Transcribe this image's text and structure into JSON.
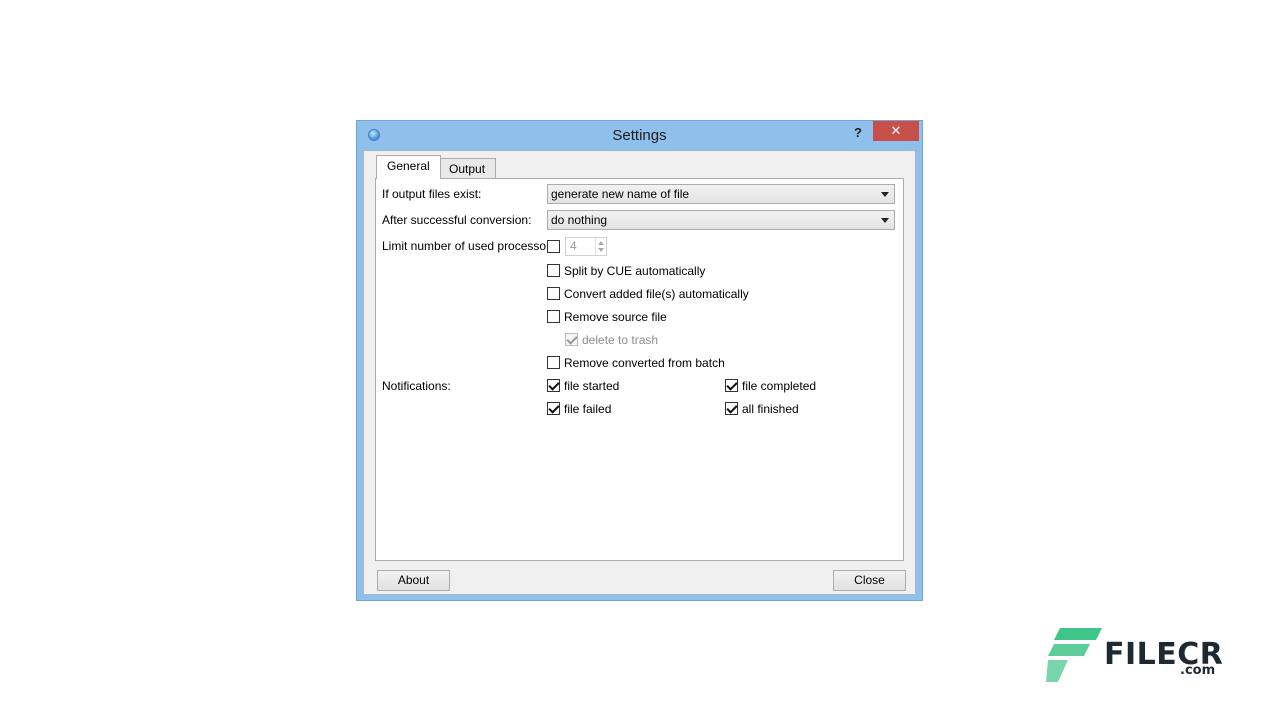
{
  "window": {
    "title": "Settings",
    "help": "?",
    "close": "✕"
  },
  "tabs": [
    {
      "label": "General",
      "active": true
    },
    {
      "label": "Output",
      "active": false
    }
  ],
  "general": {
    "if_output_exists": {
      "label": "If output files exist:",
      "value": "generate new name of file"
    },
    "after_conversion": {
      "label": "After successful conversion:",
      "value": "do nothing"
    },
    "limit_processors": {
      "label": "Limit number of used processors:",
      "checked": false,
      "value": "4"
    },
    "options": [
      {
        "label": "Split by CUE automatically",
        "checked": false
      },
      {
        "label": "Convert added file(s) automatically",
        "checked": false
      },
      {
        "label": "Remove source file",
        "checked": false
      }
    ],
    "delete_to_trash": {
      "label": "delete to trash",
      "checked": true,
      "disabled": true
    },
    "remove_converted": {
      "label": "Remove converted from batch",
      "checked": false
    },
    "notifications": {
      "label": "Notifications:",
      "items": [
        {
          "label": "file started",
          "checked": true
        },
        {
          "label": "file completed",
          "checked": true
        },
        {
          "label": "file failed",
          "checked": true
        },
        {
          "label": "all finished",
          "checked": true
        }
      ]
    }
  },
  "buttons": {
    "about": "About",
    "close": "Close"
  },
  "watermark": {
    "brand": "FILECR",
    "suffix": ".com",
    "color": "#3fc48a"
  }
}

= = =

**Exercise instructions:** Omit the images and transcribe all of the records above word for word.

**The result:**
Transcribe this image's text and structure into JSON.
{
  "window": {
    "title": "Settings",
    "help": "?",
    "close": "✕"
  },
  "tabs": [
    {
      "label": "General",
      "active": true
    },
    {
      "label": "Output",
      "active": false
    }
  ],
  "general": {
    "if_output_exists": {
      "label": "If output files exist:",
      "value": "generate new name of file"
    },
    "after_conversion": {
      "label": "After successful conversion:",
      "value": "do nothing"
    },
    "limit_processors": {
      "label": "Limit number of used processors:",
      "checked": false,
      "value": "4"
    },
    "options": [
      {
        "label": "Split by CUE automatically",
        "checked": false
      },
      {
        "label": "Convert added file(s) automatically",
        "checked": false
      },
      {
        "label": "Remove source file",
        "checked": false
      }
    ],
    "delete_to_trash": {
      "label": "delete to trash",
      "checked": true,
      "disabled": true
    },
    "remove_converted": {
      "label": "Remove converted from batch",
      "checked": false
    },
    "notifications": {
      "label": "Notifications:",
      "items": [
        {
          "label": "file started",
          "checked": true
        },
        {
          "label": "file completed",
          "checked": true
        },
        {
          "label": "file failed",
          "checked": true
        },
        {
          "label": "all finished",
          "checked": true
        }
      ]
    }
  },
  "buttons": {
    "about": "About",
    "close": "Close"
  },
  "watermark": {
    "brand": "FILECR",
    "suffix": ".com",
    "color": "#3fc48a"
  }
}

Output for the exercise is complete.